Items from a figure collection
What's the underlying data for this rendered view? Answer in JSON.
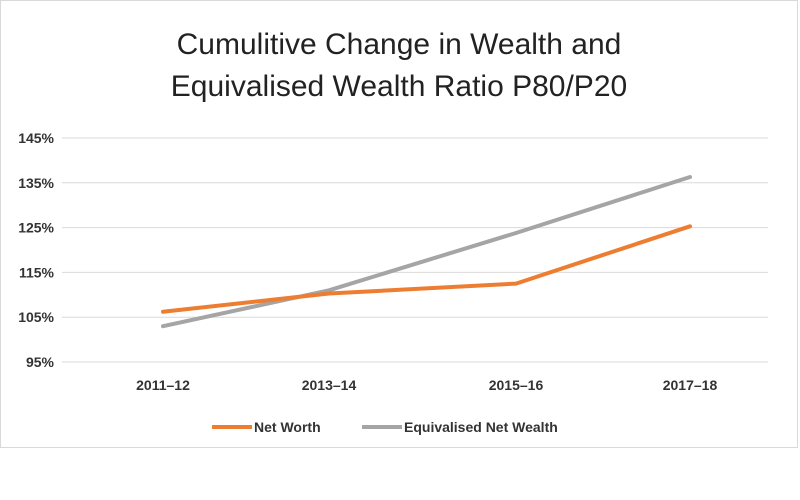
{
  "chart_data": {
    "type": "line",
    "title_line1": "Cumulitive Change in Wealth and",
    "title_line2": "Equivalised Wealth Ratio P80/P20",
    "categories": [
      "2011–12",
      "2013–14",
      "2015–16",
      "2017–18"
    ],
    "yticks": [
      "95%",
      "105%",
      "115%",
      "125%",
      "135%",
      "145%"
    ],
    "ytick_values": [
      95,
      105,
      115,
      125,
      135,
      145
    ],
    "ylim": [
      95,
      145
    ],
    "grid": true,
    "legend_position": "bottom",
    "series": [
      {
        "name": "Net Worth",
        "color": "#ED7D31",
        "values": [
          106.2,
          110.3,
          112.5,
          125.3
        ]
      },
      {
        "name": "Equivalised Net Wealth",
        "color": "#A5A5A5",
        "values": [
          103.0,
          111.0,
          123.8,
          136.3
        ]
      }
    ]
  }
}
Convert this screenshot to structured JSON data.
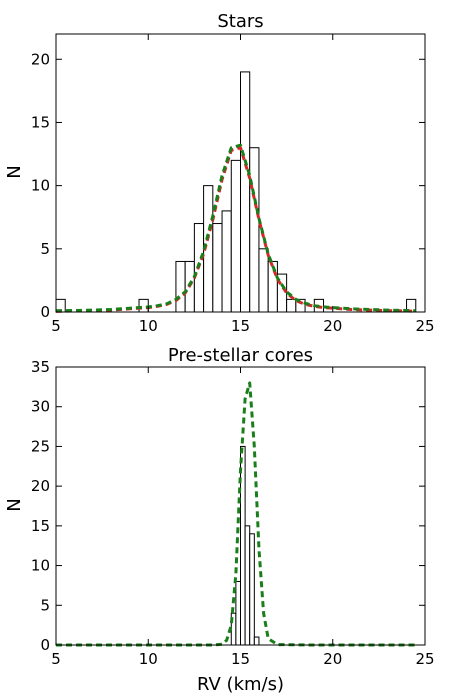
{
  "colors": {
    "bar_edge": "#000000",
    "bar_fill": "#ffffff",
    "fit_red": "#d62728",
    "fit_green": "#1a7f1a"
  },
  "chart_data": [
    {
      "type": "bar",
      "title": "Stars",
      "xlabel": "",
      "ylabel": "N",
      "xlim": [
        5,
        25
      ],
      "ylim": [
        0,
        22
      ],
      "xticks": [
        "5",
        "10",
        "15",
        "20",
        "25"
      ],
      "yticks": [
        "0",
        "5",
        "10",
        "15",
        "20"
      ],
      "xtick_values": [
        5,
        10,
        15,
        20,
        25
      ],
      "ytick_values": [
        0,
        5,
        10,
        15,
        20
      ],
      "bin_width": 0.5,
      "bin_starts": [
        5.0,
        9.5,
        11.5,
        12.0,
        12.5,
        13.0,
        13.5,
        14.0,
        14.5,
        15.0,
        15.5,
        16.0,
        16.5,
        17.0,
        17.5,
        18.0,
        19.0,
        24.0
      ],
      "values": [
        1,
        1,
        4,
        4,
        7,
        10,
        7,
        8,
        12,
        19,
        13,
        5,
        4,
        3,
        1,
        1,
        1,
        1
      ],
      "series": [
        {
          "style": "dashed-red",
          "x": [
            5.0,
            6.0,
            7.0,
            8.0,
            9.0,
            10.0,
            10.5,
            11.0,
            11.5,
            12.0,
            12.5,
            13.0,
            13.5,
            14.0,
            14.5,
            15.0,
            15.5,
            16.0,
            16.5,
            17.0,
            17.5,
            18.0,
            18.5,
            19.0,
            19.5,
            20.0,
            21.0,
            22.0,
            23.0,
            24.0,
            24.5
          ],
          "y": [
            0.05,
            0.08,
            0.1,
            0.15,
            0.25,
            0.35,
            0.45,
            0.6,
            0.9,
            1.5,
            2.7,
            4.6,
            7.3,
            10.5,
            12.8,
            13.0,
            10.6,
            7.3,
            4.5,
            2.6,
            1.5,
            0.9,
            0.6,
            0.45,
            0.35,
            0.3,
            0.2,
            0.15,
            0.1,
            0.08,
            0.06
          ]
        },
        {
          "style": "dashed-green",
          "x": [
            5.0,
            6.0,
            7.0,
            8.0,
            9.0,
            10.0,
            10.5,
            11.0,
            11.5,
            12.0,
            12.5,
            13.0,
            13.5,
            14.0,
            14.5,
            15.0,
            15.5,
            16.0,
            16.5,
            17.0,
            17.5,
            18.0,
            18.5,
            19.0,
            19.5,
            20.0,
            21.0,
            22.0,
            23.0,
            24.0,
            24.5
          ],
          "y": [
            0.1,
            0.12,
            0.15,
            0.2,
            0.3,
            0.4,
            0.5,
            0.65,
            1.0,
            1.6,
            2.8,
            4.8,
            7.6,
            10.8,
            13.0,
            13.2,
            10.8,
            7.4,
            4.6,
            2.7,
            1.6,
            1.0,
            0.7,
            0.5,
            0.4,
            0.35,
            0.25,
            0.2,
            0.15,
            0.12,
            0.1
          ]
        }
      ]
    },
    {
      "type": "bar",
      "title": "Pre-stellar cores",
      "xlabel": "RV (km/s)",
      "ylabel": "N",
      "xlim": [
        5,
        25
      ],
      "ylim": [
        0,
        35
      ],
      "xticks": [
        "5",
        "10",
        "15",
        "20",
        "25"
      ],
      "yticks": [
        "0",
        "5",
        "10",
        "15",
        "20",
        "25",
        "30",
        "35"
      ],
      "xtick_values": [
        5,
        10,
        15,
        20,
        25
      ],
      "ytick_values": [
        0,
        5,
        10,
        15,
        20,
        25,
        30,
        35
      ],
      "bin_width": 0.25,
      "bin_starts": [
        14.5,
        14.75,
        15.0,
        15.25,
        15.5,
        15.75
      ],
      "values": [
        4,
        8,
        25,
        15,
        14,
        1
      ],
      "series": [
        {
          "style": "dashed-green",
          "x": [
            5.0,
            8.0,
            10.0,
            12.0,
            13.5,
            14.0,
            14.25,
            14.5,
            14.75,
            15.0,
            15.25,
            15.5,
            15.75,
            16.0,
            16.25,
            16.5,
            17.0,
            19.0,
            22.0,
            24.5
          ],
          "y": [
            0,
            0,
            0,
            0,
            0,
            0.1,
            0.6,
            2.5,
            9.0,
            22.0,
            31.0,
            33.0,
            25.0,
            12.0,
            4.0,
            0.8,
            0.05,
            0,
            0,
            0
          ]
        }
      ]
    }
  ]
}
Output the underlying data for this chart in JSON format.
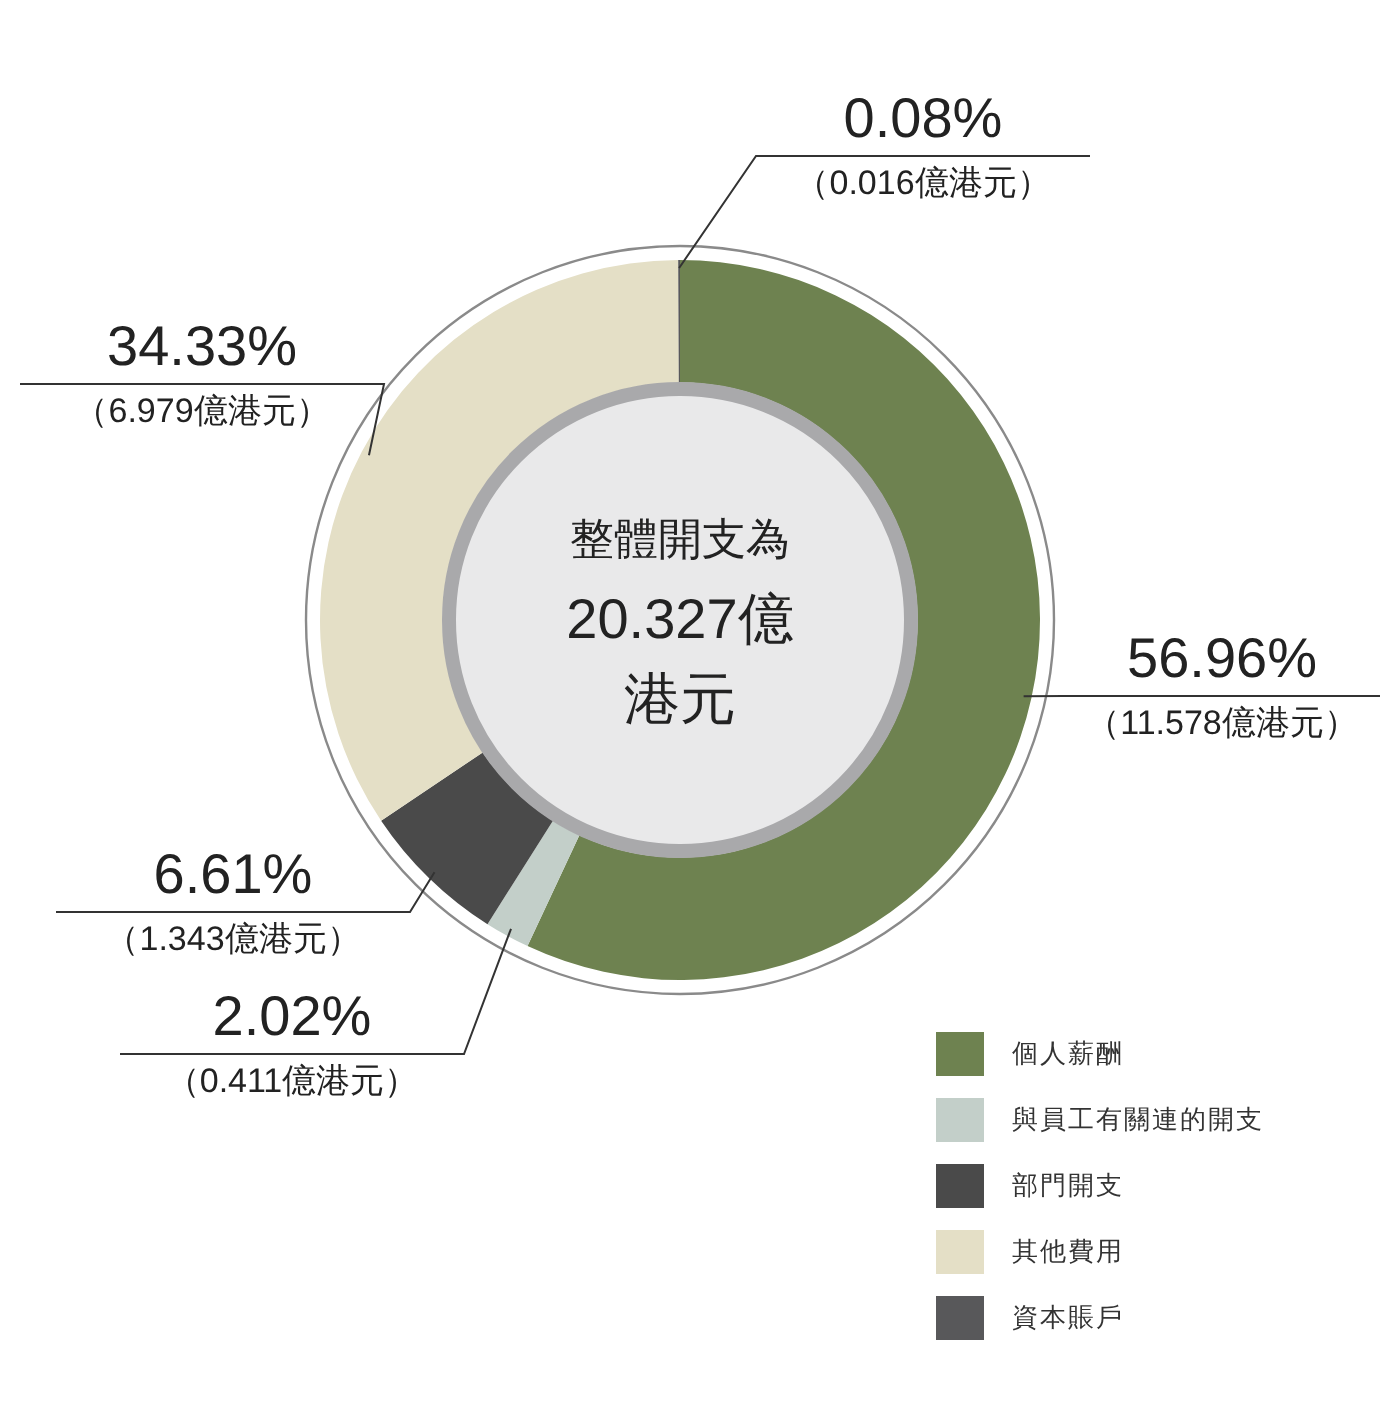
{
  "chart_data": {
    "type": "donut",
    "categories": [
      "個人薪酬",
      "與員工有關連的開支",
      "部門開支",
      "其他費用",
      "資本賬戶"
    ],
    "values": [
      56.96,
      2.02,
      6.61,
      34.33,
      0.08
    ],
    "colors": [
      "#6e8250",
      "#c3cfc9",
      "#4a4a4a",
      "#e4dfc6",
      "#58585a"
    ],
    "value_labels": [
      "56.96%\n（11.578億港元）",
      "2.02%\n（0.411億港元）",
      "6.61%\n（1.343億港元）",
      "34.33%\n（6.979億港元）",
      "0.08%\n（0.016億港元）"
    ],
    "annotations": [
      "整體開支為",
      "20.327億",
      "港元"
    ],
    "legend": "bottom right"
  }
}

**Exercise goal**
Copy each line of the listing that contains the string "JSON".

**Finished task**
What's the underlying data for this rendered view? Answer in JSON.
Convert this screenshot to structured JSON data.
Output the underlying data for this chart in JSON format.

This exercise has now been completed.